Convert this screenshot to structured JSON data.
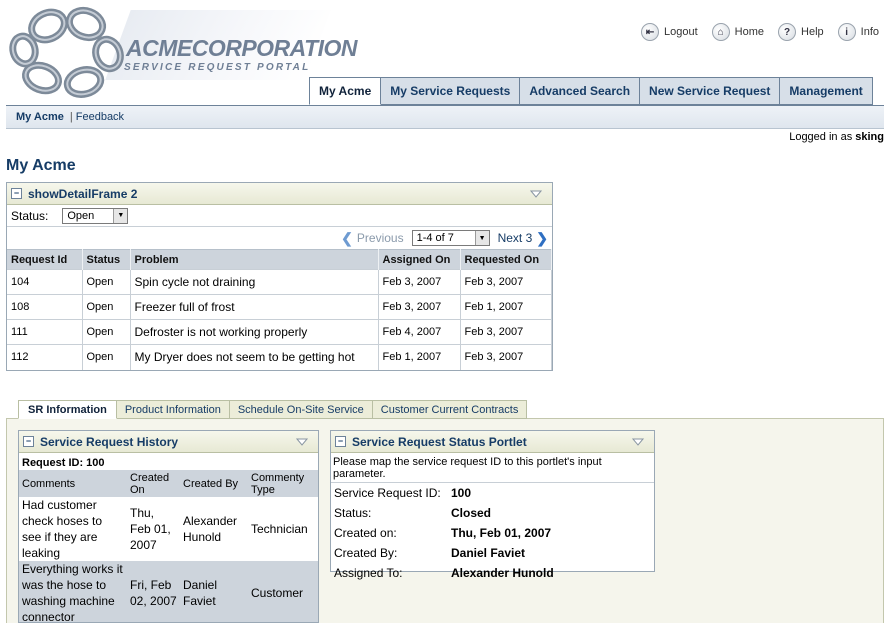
{
  "brand": {
    "name": "ACMECORPORATION",
    "tagline": "SERVICE REQUEST PORTAL"
  },
  "global_links": [
    {
      "label": "Logout",
      "icon": "logout-icon"
    },
    {
      "label": "Home",
      "icon": "home-icon"
    },
    {
      "label": "Help",
      "icon": "help-icon"
    },
    {
      "label": "Info",
      "icon": "info-icon"
    }
  ],
  "tabs": [
    {
      "label": "My Acme",
      "active": true
    },
    {
      "label": "My Service Requests"
    },
    {
      "label": "Advanced Search"
    },
    {
      "label": "New Service Request"
    },
    {
      "label": "Management"
    }
  ],
  "subnav": {
    "current": "My Acme",
    "separator": "|",
    "link": "Feedback"
  },
  "logged_in": {
    "prefix": "Logged in as",
    "user": "sking"
  },
  "page_title": "My Acme",
  "detail_frame": {
    "title": "showDetailFrame 2",
    "status_label": "Status:",
    "status_value": "Open",
    "pager": {
      "previous": "Previous",
      "range": "1-4 of 7",
      "next": "Next 3"
    },
    "columns": [
      "Request Id",
      "Status",
      "Problem",
      "Assigned On",
      "Requested On"
    ],
    "rows": [
      [
        "104",
        "Open",
        "Spin cycle not draining",
        "Feb 3, 2007",
        "Feb 3, 2007"
      ],
      [
        "108",
        "Open",
        "Freezer full of frost",
        "Feb 3, 2007",
        "Feb 1, 2007"
      ],
      [
        "111",
        "Open",
        "Defroster is not working properly",
        "Feb 4, 2007",
        "Feb 3, 2007"
      ],
      [
        "112",
        "Open",
        "My Dryer does not seem to be getting hot",
        "Feb 1, 2007",
        "Feb 3, 2007"
      ]
    ]
  },
  "lower_tabs": [
    {
      "label": "SR Information",
      "active": true
    },
    {
      "label": "Product Information"
    },
    {
      "label": "Schedule On-Site Service"
    },
    {
      "label": "Customer Current Contracts"
    }
  ],
  "history": {
    "title": "Service Request History",
    "request_id": "Request ID: 100",
    "columns": [
      "Comments",
      "Created On",
      "Created By",
      "Commenty Type"
    ],
    "rows": [
      [
        "Had customer check hoses to see if they are leaking",
        "Thu, Feb 01, 2007",
        "Alexander Hunold",
        "Technician"
      ],
      [
        "Everything works it was the hose to washing machine connector",
        "Fri, Feb 02, 2007",
        "Daniel Faviet",
        "Customer"
      ]
    ]
  },
  "status_portlet": {
    "title": "Service Request Status Portlet",
    "note": "Please map the service request ID to this portlet's input parameter.",
    "fields": [
      {
        "label": "Service Request ID:",
        "value": "100"
      },
      {
        "label": "Status:",
        "value": "Closed"
      },
      {
        "label": "Created on:",
        "value": "Thu, Feb 01, 2007"
      },
      {
        "label": "Created By:",
        "value": "Daniel Faviet"
      },
      {
        "label": "Assigned To:",
        "value": "Alexander Hunold"
      }
    ]
  }
}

= = = =

» WHAT IS NEEDED:
Skip every picture and transcribe the data above exactly.

» ANSWER TO THE EXERCISE:
Convert this screenshot to structured JSON data.
{
  "brand": {
    "name": "ACMECORPORATION",
    "tagline": "SERVICE REQUEST PORTAL"
  },
  "global_links": [
    {
      "label": "Logout",
      "icon": "logout-icon"
    },
    {
      "label": "Home",
      "icon": "home-icon"
    },
    {
      "label": "Help",
      "icon": "help-icon"
    },
    {
      "label": "Info",
      "icon": "info-icon"
    }
  ],
  "tabs": [
    {
      "label": "My Acme",
      "active": true
    },
    {
      "label": "My Service Requests"
    },
    {
      "label": "Advanced Search"
    },
    {
      "label": "New Service Request"
    },
    {
      "label": "Management"
    }
  ],
  "subnav": {
    "current": "My Acme",
    "separator": "|",
    "link": "Feedback"
  },
  "logged_in": {
    "prefix": "Logged in as",
    "user": "sking"
  },
  "page_title": "My Acme",
  "detail_frame": {
    "title": "showDetailFrame 2",
    "status_label": "Status:",
    "status_value": "Open",
    "pager": {
      "previous": "Previous",
      "range": "1-4 of 7",
      "next": "Next 3"
    },
    "columns": [
      "Request Id",
      "Status",
      "Problem",
      "Assigned On",
      "Requested On"
    ],
    "rows": [
      [
        "104",
        "Open",
        "Spin cycle not draining",
        "Feb 3, 2007",
        "Feb 3, 2007"
      ],
      [
        "108",
        "Open",
        "Freezer full of frost",
        "Feb 3, 2007",
        "Feb 1, 2007"
      ],
      [
        "111",
        "Open",
        "Defroster is not working properly",
        "Feb 4, 2007",
        "Feb 3, 2007"
      ],
      [
        "112",
        "Open",
        "My Dryer does not seem to be getting hot",
        "Feb 1, 2007",
        "Feb 3, 2007"
      ]
    ]
  },
  "lower_tabs": [
    {
      "label": "SR Information",
      "active": true
    },
    {
      "label": "Product Information"
    },
    {
      "label": "Schedule On-Site Service"
    },
    {
      "label": "Customer Current Contracts"
    }
  ],
  "history": {
    "title": "Service Request History",
    "request_id": "Request ID: 100",
    "columns": [
      "Comments",
      "Created On",
      "Created By",
      "Commenty Type"
    ],
    "rows": [
      [
        "Had customer check hoses to see if they are leaking",
        "Thu, Feb 01, 2007",
        "Alexander Hunold",
        "Technician"
      ],
      [
        "Everything works it was the hose to washing machine connector",
        "Fri, Feb 02, 2007",
        "Daniel Faviet",
        "Customer"
      ]
    ]
  },
  "status_portlet": {
    "title": "Service Request Status Portlet",
    "note": "Please map the service request ID to this portlet's input parameter.",
    "fields": [
      {
        "label": "Service Request ID:",
        "value": "100"
      },
      {
        "label": "Status:",
        "value": "Closed"
      },
      {
        "label": "Created on:",
        "value": "Thu, Feb 01, 2007"
      },
      {
        "label": "Created By:",
        "value": "Daniel Faviet"
      },
      {
        "label": "Assigned To:",
        "value": "Alexander Hunold"
      }
    ]
  }
}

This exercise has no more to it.